Each line containing the word "name" needs to be copied.

Start Rows

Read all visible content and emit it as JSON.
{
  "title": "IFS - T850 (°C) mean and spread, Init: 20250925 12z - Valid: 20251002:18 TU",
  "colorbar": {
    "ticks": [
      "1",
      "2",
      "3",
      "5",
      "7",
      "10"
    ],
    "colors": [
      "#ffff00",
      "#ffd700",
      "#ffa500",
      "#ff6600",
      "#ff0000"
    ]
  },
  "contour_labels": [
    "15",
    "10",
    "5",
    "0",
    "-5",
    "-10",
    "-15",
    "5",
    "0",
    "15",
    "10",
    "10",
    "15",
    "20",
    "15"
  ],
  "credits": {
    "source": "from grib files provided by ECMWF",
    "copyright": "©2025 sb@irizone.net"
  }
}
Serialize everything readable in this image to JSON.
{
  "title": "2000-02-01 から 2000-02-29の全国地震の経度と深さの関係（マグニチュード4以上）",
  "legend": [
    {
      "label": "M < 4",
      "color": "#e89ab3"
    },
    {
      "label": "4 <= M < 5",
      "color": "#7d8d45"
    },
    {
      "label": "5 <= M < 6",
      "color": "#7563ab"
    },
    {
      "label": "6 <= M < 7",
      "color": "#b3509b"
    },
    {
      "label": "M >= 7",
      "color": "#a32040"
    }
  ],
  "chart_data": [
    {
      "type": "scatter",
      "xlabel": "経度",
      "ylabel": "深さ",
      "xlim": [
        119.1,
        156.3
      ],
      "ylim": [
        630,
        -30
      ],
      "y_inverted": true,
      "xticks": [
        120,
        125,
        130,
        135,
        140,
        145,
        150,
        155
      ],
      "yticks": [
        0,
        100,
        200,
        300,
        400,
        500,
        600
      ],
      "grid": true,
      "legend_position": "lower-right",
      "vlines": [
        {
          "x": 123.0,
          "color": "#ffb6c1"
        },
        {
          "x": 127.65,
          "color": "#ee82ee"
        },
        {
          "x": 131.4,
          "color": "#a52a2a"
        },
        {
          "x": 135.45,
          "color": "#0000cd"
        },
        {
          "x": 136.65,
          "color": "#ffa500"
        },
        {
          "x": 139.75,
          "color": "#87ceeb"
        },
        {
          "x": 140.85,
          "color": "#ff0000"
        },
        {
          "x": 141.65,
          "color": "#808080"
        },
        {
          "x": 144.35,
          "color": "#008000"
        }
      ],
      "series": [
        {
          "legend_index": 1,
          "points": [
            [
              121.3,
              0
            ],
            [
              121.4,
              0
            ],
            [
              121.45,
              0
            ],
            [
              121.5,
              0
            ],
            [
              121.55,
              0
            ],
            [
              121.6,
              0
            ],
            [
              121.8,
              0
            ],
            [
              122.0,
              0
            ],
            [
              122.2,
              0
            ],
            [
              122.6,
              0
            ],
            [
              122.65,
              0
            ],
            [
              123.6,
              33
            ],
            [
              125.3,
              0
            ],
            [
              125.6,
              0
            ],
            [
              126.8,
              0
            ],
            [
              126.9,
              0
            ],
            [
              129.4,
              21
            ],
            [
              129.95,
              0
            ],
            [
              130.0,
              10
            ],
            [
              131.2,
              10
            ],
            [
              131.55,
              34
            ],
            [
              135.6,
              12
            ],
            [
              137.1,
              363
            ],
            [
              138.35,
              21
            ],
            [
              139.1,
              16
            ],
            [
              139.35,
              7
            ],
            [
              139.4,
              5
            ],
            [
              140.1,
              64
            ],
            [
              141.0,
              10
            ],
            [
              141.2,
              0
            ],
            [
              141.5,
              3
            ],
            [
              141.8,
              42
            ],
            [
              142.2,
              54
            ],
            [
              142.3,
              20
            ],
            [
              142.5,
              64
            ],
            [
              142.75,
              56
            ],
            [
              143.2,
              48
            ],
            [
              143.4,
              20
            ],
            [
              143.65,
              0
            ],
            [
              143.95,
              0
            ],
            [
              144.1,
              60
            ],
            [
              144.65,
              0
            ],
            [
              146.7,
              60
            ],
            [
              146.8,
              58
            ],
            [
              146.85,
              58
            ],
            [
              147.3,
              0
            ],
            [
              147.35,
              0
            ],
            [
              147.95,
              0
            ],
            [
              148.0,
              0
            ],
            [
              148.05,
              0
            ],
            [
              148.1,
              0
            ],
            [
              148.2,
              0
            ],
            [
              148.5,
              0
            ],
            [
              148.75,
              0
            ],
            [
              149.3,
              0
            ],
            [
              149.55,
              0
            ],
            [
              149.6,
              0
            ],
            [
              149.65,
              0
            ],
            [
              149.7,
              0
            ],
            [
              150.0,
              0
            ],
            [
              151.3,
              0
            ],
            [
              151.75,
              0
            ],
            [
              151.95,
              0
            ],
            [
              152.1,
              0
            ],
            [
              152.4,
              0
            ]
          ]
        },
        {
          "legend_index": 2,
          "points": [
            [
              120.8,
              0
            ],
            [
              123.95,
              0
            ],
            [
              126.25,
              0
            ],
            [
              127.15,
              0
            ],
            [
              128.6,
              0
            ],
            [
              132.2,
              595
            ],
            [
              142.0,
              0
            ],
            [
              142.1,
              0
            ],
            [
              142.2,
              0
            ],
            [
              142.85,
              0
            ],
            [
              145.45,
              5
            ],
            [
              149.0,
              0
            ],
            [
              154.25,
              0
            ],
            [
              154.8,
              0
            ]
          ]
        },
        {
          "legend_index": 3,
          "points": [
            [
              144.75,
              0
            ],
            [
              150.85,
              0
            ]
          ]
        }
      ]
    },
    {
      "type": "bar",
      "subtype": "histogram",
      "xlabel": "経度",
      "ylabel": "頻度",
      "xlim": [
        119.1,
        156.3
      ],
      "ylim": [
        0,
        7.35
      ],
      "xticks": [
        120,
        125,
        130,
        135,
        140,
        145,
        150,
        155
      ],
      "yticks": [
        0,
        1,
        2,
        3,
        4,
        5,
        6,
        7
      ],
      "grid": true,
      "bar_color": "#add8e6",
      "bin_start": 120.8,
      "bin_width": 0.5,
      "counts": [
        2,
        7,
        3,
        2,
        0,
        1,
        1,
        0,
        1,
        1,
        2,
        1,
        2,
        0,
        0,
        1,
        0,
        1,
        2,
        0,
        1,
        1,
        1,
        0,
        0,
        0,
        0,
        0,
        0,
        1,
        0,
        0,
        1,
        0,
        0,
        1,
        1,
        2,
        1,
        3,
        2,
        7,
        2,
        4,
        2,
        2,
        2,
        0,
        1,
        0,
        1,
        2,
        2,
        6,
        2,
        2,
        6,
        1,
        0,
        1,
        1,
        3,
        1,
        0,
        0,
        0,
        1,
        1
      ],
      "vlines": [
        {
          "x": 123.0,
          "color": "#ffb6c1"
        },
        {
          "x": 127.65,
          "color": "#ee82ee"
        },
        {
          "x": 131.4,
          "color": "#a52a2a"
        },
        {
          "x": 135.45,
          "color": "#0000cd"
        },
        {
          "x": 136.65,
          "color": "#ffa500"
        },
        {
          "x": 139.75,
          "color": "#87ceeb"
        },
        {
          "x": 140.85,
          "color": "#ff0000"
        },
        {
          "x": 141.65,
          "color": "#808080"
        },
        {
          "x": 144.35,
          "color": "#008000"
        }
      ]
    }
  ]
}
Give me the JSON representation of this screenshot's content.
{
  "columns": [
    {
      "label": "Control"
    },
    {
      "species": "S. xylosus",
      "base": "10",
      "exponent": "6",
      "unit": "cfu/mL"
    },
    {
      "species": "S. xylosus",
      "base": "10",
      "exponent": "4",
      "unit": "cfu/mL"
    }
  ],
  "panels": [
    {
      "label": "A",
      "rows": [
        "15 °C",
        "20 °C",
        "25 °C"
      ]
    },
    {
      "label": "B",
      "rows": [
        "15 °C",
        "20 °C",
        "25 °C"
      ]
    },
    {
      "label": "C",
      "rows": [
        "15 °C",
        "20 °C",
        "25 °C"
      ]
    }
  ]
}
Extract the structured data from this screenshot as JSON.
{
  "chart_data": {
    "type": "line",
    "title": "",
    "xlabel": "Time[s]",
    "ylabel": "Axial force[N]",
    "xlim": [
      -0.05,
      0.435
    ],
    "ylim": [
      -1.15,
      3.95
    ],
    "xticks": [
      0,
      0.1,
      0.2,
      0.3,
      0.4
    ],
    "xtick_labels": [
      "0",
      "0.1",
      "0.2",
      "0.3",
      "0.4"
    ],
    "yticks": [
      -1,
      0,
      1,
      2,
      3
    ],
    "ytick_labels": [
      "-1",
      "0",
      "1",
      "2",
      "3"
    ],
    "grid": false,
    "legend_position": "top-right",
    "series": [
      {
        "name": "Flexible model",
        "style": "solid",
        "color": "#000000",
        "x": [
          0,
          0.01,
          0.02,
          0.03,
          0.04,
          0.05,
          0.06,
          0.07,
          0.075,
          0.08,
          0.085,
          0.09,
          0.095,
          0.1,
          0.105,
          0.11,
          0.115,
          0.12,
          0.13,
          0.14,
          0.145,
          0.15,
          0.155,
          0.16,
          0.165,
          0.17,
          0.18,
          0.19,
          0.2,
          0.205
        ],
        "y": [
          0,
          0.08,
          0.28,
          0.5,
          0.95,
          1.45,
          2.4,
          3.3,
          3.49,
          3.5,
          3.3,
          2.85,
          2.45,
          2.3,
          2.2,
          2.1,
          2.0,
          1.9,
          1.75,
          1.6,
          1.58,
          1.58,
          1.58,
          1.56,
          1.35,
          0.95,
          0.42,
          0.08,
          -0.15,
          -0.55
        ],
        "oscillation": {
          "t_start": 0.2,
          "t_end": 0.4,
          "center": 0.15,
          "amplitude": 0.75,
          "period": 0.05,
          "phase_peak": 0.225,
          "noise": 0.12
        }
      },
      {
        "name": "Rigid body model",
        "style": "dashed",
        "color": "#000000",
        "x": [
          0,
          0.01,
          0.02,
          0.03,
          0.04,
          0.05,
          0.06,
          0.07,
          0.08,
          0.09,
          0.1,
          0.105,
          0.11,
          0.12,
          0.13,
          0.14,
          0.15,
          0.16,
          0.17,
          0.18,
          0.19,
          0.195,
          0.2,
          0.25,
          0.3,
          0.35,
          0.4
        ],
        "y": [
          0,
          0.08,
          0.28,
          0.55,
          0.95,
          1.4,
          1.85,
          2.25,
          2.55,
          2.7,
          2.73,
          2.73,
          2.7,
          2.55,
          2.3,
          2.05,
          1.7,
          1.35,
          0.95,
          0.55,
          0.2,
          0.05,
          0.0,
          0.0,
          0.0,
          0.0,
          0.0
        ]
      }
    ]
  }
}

End Rows

-- Result of this exercise --
        "name": "Flexible model",
        "name": "Rigid body model",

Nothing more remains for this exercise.